▶ _Esercizio assegnato 1_:
Le affermazioni (a), (b) e (c) concordano con il commento sulla sentenza? Rispondi sì o no a ciascuna e riporta tra virgolette le parole del testo che lo stabiliscono.
(a) Il decreto impugnato dal professionista era stato emesso dal Tribunale di Mantova.
(b) La sentenza delle Sezioni Unite è stata pubblicata il primo giorno dell'anno.
(c) La proposta di concordato era stata presentata e dichiarata ammissibile.
▶ _Esercizio assegnato 2_:
Rispondi alle domande seguenti basandoti sul commento sulla sentenza:
(a) Chi era il consigliere estensore?
(b) Quale professione esercitava chi aveva impugnato il decreto?
(c) Che cosa era venuto meno prima che la società rinunciasse al concordato?
▶ _Esercizio assegnato 3_:
Cita dal commento sulla sentenza tutto ciò che va da “L'attività era stata” giù fino a “concordato (mai presentata).”.
== Brano citato ==
Società

Il credito dei professionisti è prededucibile soltanto se la procedura di concordato è aperta

Corte di Cassazione, Sezione Unite Civile, Sentenza 31 dicembre 2021, n. 42093

di Marco Greggio*

Con la sentenza pubblicata l'ultimo giorno dell'anno scorso ( sentenza n. 42093 ) le Sezioni Unite della Corte di Cassazione (consigliere estensore dott. Massimo Ferro, Presidente dott.ssa Adelaide Amendola) hanno statuito in merito all'annosa e controversa questione della collocazione in prededuzione del credito dei professionisti che hanno assistito la società debitrice nella fase preliminare all'ammissione al beneficio del concordato preventivo.

Nel caso analizzato dalla Suprema Corte, un dottore commercialista aveva impugnato il decreto del Tribunale di Mantova (del 30 novembre 2016) che aveva rigettato la sua opposizione allo stato passivo avverso il decreto del giudice delegato del fallimento di una società che, a sua volta, aveva respinto la insinuazione al passivo del proprio credito professionale. L'opponente aveva domandato in via principale l'ammissione al passivo in prededuzione del suo credito professionale e, in subordine, con il privilegio dell'art.2751-bis n.2 c.c. (salvo un minor importo in chirografo per IVA).

L'attività era stata svolta dal professionista durante la pendenza di domanda prenotativa ex art.161 co.6 l.f. ed aveva titolo nel contratto di consulenza professionale di advisor contabile, in assistenza alla società debitrice ed era finalizzata alla predisposizione della proposta e del piano di concordato preventivo. Tuttavia la società, venuta meno la disponibilità della famiglia di riferimento ad apportare nuova finanza, aveva rinunciato al concordato, conseguendone la dichiarazione di fallimento. Pertanto il Tribunale aveva ritenuto l'attività professionale non conclusa in quanto non si era giunti ad una dichiarazione di ammissibilità della proposta di concordato (mai presentata).
===
== Dati registrati ==
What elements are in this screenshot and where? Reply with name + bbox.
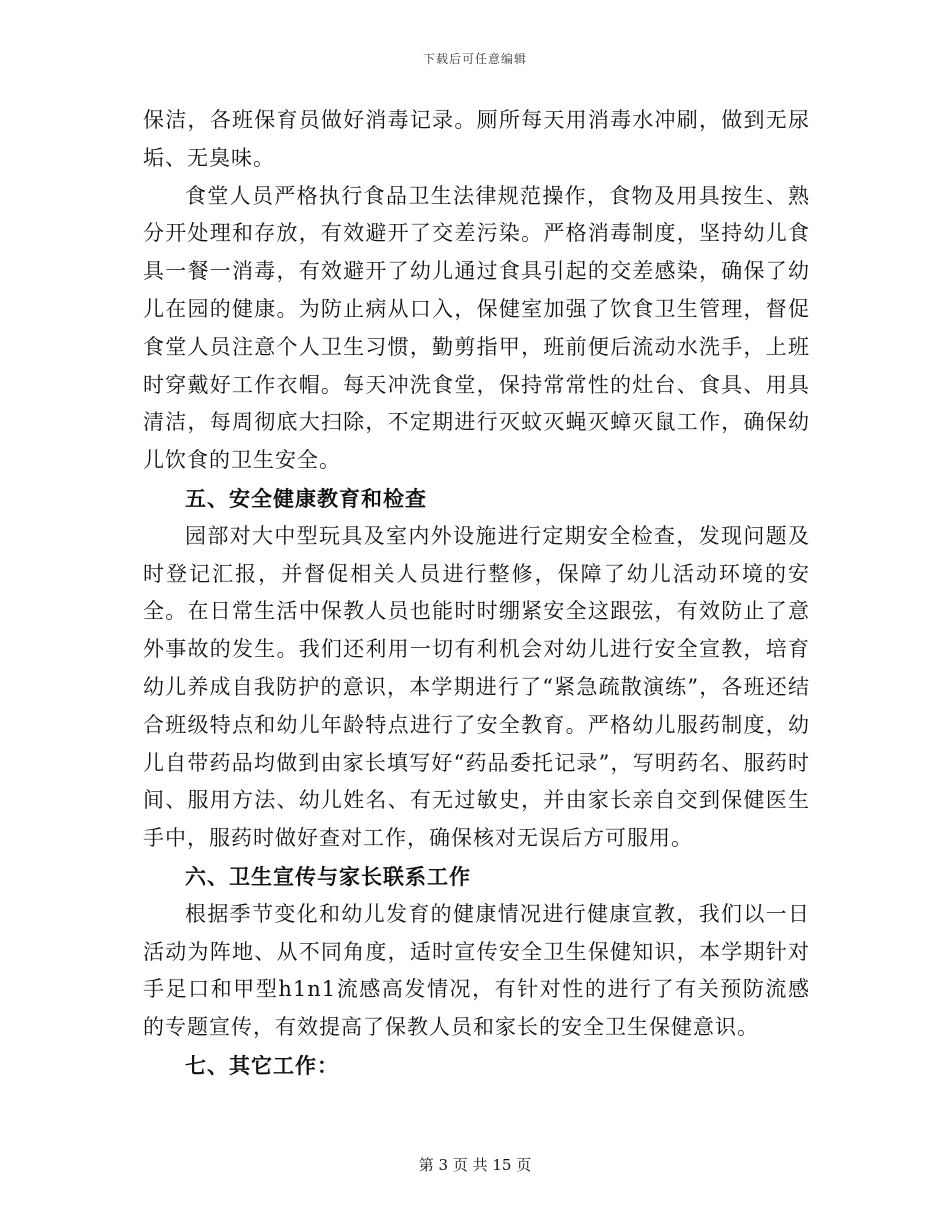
paragraph-cleaning: 保洁，各班保育员做好消毒记录。厕所每天用消毒水冲刷，做到无尿垢、无臭味。 bbox=[143, 108, 810, 170]
paragraph-publicity: 根据季节变化和幼儿发育的健康情况进行健康宣教，我们以一日活动为阵地、从不同角度，适时宣传安全卫生保健知识，本学期针对手足口和甲型h1n1流感高发情况，有针对性的进行了有关预防流感的专题宣传，有效提高了保教人员和家长的安全卫生保健意识。 bbox=[143, 901, 810, 1040]
paragraph-safety: 园部对大中型玩具及室内外设施进行定期安全检查，发现问题及时登记汇报，并督促相关人员进行整修，保障了幼儿活动环境的安全。在日常生活中保教人员也能时时绷紧安全这跟弦，有效防止了意外事故的发生。我们还利用一切有利机会对幼儿进行安全宣教，培育幼儿养成自我防护的意识，本学期进行了“紧急疏散演练”，各班还结合班级特点和幼儿年龄特点进行了安全教育。严格幼儿服药制度，幼儿自带药品均做到由家长填写好“药品委托记录”，写明药名、服药时间、服用方法、幼儿姓名、有无过敏史，并由家长亲自交到保健医生手中，服药时做好查对工作，确保核对无误后方可服用。 bbox=[143, 523, 810, 851]
section-heading-5: 五、安全健康教育和检查 bbox=[185, 485, 427, 511]
page-header: 下载后可任意编辑 bbox=[422, 52, 527, 66]
document-body bbox=[143, 102, 810, 1085]
page-number: 第 3 页 共 15 页 bbox=[418, 1156, 532, 1174]
section-heading-7: 七、其它工作： bbox=[185, 1052, 339, 1078]
section-heading-6: 六、卫生宣传与家长联系工作 bbox=[185, 863, 471, 889]
paragraph-canteen: 食堂人员严格执行食品卫生法律规范操作，食物及用具按生、熟分开处理和存放，有效避开了交差污染。严格消毒制度，坚持幼儿食具一餐一消毒，有效避开了幼儿通过食具引起的交差感染，确保了幼儿在园的健康。为防止病从口入，保健室加强了饮食卫生管理，督促食堂人员注意个人卫生习惯，勤剪指甲，班前便后流动水洗手，上班时穿戴好工作衣帽。每天冲洗食堂，保持常常性的灶台、食具、用具清洁，每周彻底大扫除，不定期进行灭蚊灭蝇灭蟑灭鼠工作，确保幼儿饮食的卫生安全。 bbox=[143, 183, 810, 473]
===
▶ _Risultato esercizio 1_:
(a) Sì: «il decreto del Tribunale di Mantova (del 30 novembre 2016)».
(b) No: «pubblicata l'ultimo giorno dell'anno scorso».
(c) No: «non si era giunti ad una dichiarazione di ammissibilità della proposta di concordato (mai presentata)».

▶ _Risultato esercizio 2_:
(a) Il dott. Massimo Ferro.
(b) Era un dottore commercialista.
(c) Era venuta meno la disponibilità della famiglia di riferimento ad apportare nuova finanza.

▶ _Risultato esercizio 3_:
L'attività era stata svolta dal professionista durante la pendenza di domanda prenotativa ex art.161 co.6 l.f. ed aveva titolo nel contratto di consulenza professionale di advisor contabile, in assistenza alla società debitrice ed era finalizzata alla predisposizione della proposta e del piano di concordato preventivo. Tuttavia la società, venuta meno la disponibilità della famiglia di riferimento ad apportare nuova finanza, aveva rinunciato al concordato, conseguendone la dichiarazione di fallimento. Pertanto il Tribunale aveva ritenuto l'attività professionale non conclusa in quanto non si era giunti ad una dichiarazione di ammissibilità della proposta di concordato (mai presentata).